• PROVIDED RECORDS
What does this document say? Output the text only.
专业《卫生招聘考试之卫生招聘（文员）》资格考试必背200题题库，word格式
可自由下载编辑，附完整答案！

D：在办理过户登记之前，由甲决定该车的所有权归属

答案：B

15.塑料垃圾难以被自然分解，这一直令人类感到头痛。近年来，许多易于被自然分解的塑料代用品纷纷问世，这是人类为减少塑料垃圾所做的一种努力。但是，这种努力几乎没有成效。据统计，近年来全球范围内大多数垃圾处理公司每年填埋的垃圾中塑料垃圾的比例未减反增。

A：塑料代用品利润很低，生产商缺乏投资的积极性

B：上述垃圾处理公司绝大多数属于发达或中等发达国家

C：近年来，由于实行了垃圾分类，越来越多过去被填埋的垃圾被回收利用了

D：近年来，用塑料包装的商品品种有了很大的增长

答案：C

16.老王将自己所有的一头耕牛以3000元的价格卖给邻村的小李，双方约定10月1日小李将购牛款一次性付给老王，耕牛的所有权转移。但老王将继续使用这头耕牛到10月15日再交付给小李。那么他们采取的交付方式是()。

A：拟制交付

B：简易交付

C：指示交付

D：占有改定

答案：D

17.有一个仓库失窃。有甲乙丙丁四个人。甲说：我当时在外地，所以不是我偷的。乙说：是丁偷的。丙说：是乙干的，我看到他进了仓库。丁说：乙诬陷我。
* * *
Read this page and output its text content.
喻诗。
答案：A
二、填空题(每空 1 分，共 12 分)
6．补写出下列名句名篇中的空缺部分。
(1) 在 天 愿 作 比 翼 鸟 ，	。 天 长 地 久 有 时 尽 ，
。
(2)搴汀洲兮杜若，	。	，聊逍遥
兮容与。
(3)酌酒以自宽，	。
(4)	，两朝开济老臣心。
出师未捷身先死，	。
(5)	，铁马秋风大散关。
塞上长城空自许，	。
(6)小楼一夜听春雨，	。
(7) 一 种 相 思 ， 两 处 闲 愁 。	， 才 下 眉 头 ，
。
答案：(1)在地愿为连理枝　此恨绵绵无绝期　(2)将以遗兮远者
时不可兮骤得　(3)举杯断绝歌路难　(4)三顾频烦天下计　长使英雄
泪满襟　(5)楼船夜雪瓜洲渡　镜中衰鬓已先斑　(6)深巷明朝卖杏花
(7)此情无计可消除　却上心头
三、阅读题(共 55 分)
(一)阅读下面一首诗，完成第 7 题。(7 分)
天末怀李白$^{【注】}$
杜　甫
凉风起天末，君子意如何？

• PROBLEM DETAILS
Check each line of the records above for the word "this", then give the number of lines that have it, with no other words.

• WRITTEN REPLY
2